### Given data

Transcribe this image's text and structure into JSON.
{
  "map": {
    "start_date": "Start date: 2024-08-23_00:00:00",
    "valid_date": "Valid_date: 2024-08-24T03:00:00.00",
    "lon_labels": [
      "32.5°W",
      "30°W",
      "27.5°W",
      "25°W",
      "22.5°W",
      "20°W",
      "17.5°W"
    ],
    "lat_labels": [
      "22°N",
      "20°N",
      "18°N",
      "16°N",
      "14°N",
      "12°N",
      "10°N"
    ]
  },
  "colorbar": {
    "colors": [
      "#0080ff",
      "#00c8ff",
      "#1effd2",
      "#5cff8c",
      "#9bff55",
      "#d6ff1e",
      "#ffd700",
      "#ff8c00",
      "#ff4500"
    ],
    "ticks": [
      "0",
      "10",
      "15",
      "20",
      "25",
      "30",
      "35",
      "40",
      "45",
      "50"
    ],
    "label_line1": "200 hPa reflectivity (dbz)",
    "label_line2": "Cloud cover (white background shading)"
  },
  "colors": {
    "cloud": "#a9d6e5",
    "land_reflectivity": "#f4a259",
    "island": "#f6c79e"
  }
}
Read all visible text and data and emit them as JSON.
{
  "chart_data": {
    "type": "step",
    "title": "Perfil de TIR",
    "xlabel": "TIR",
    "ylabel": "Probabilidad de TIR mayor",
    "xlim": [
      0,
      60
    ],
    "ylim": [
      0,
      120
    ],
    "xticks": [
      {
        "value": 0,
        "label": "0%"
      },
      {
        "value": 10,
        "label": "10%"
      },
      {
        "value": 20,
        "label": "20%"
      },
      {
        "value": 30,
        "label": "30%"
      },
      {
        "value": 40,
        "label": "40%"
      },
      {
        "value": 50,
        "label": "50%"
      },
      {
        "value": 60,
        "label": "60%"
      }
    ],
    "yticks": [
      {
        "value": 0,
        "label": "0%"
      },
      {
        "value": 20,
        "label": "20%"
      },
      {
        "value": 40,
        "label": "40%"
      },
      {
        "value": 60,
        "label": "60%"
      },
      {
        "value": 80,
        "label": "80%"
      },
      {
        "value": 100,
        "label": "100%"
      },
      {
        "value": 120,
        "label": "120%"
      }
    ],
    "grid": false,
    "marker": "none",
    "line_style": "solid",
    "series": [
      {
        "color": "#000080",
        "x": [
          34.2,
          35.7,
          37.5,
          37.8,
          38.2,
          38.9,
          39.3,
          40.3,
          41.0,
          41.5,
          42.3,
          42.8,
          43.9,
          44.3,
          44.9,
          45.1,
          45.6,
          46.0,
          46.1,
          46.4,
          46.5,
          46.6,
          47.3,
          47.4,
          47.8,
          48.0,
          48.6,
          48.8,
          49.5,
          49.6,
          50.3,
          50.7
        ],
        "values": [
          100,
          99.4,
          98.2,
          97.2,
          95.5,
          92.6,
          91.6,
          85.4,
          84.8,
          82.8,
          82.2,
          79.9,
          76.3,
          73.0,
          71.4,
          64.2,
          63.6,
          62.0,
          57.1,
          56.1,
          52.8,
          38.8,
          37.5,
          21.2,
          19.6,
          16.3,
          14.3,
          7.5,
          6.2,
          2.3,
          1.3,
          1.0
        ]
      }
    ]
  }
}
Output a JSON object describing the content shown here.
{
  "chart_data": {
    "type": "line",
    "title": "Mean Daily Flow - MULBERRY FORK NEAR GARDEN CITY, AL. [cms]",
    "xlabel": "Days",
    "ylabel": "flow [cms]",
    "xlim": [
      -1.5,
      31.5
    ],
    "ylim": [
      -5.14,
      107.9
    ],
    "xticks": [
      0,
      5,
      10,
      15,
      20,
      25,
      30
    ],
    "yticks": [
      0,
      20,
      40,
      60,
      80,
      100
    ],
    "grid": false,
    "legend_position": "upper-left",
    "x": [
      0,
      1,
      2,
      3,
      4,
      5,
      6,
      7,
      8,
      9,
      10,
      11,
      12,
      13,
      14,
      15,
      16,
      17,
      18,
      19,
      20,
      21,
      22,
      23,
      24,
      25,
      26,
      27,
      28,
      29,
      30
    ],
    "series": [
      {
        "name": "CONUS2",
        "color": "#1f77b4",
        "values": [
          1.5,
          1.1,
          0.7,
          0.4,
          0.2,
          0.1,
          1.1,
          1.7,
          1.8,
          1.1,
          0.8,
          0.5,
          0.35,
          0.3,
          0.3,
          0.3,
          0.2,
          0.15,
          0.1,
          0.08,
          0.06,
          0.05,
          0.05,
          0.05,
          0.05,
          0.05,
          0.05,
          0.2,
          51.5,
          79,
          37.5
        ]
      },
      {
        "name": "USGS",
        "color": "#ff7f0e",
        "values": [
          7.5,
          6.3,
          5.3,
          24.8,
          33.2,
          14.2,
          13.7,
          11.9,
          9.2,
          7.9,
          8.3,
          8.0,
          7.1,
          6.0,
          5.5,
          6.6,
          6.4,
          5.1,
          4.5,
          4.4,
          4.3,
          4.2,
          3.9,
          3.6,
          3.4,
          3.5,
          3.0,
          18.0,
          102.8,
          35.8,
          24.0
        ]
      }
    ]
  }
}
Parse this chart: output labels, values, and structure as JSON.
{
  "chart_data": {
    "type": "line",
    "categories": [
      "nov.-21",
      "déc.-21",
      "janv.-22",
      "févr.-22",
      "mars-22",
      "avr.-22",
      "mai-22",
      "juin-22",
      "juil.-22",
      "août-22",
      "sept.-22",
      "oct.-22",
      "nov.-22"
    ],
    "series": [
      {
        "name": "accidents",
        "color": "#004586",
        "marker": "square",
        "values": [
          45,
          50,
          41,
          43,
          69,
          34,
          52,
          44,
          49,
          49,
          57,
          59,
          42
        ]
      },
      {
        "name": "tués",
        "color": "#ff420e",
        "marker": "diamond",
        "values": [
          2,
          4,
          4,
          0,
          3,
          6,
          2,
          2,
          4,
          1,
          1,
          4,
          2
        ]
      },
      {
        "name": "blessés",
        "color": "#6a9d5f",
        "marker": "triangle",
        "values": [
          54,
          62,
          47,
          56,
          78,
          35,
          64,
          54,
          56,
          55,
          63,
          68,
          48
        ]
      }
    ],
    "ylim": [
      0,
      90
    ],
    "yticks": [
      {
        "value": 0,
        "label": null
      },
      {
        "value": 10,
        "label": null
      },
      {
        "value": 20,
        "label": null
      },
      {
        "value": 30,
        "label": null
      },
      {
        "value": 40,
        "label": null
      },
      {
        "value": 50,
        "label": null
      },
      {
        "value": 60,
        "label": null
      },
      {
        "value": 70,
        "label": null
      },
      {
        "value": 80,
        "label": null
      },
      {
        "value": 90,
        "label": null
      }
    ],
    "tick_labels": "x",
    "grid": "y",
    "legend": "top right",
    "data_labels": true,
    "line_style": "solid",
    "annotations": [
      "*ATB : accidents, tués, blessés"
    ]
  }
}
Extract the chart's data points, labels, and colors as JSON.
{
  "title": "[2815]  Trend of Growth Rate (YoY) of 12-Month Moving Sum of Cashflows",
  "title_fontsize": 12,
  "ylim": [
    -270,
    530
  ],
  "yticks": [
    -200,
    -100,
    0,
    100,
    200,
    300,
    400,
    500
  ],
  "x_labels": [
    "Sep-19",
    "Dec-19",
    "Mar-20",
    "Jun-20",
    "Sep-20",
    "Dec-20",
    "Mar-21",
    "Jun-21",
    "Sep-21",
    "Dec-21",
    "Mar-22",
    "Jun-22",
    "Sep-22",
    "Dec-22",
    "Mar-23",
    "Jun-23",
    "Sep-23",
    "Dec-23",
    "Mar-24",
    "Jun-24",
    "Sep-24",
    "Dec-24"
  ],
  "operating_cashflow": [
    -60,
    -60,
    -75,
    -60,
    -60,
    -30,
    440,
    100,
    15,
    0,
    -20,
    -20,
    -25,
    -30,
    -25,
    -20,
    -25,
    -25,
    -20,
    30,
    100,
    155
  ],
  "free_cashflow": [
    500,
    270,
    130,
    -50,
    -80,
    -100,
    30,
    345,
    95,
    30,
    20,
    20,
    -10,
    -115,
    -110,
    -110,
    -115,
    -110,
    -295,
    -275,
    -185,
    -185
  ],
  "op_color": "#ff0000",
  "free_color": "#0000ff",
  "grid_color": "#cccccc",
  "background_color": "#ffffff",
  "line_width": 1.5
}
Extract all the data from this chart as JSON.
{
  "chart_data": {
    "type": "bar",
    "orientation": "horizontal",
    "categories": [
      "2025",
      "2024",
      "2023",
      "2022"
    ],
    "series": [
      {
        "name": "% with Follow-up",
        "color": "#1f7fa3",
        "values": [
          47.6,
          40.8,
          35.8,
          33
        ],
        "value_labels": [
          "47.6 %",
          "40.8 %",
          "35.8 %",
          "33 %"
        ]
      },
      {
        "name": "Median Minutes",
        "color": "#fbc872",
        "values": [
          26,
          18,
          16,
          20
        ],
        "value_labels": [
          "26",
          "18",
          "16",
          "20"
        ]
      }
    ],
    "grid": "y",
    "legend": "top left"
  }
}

######

__Problem to work on__:
In the listing, find all lines with the string "colors" and copy them.

__Result__:
    "colors": [
  "colors": {
Extract the chart's data points, labels, and colors as JSON.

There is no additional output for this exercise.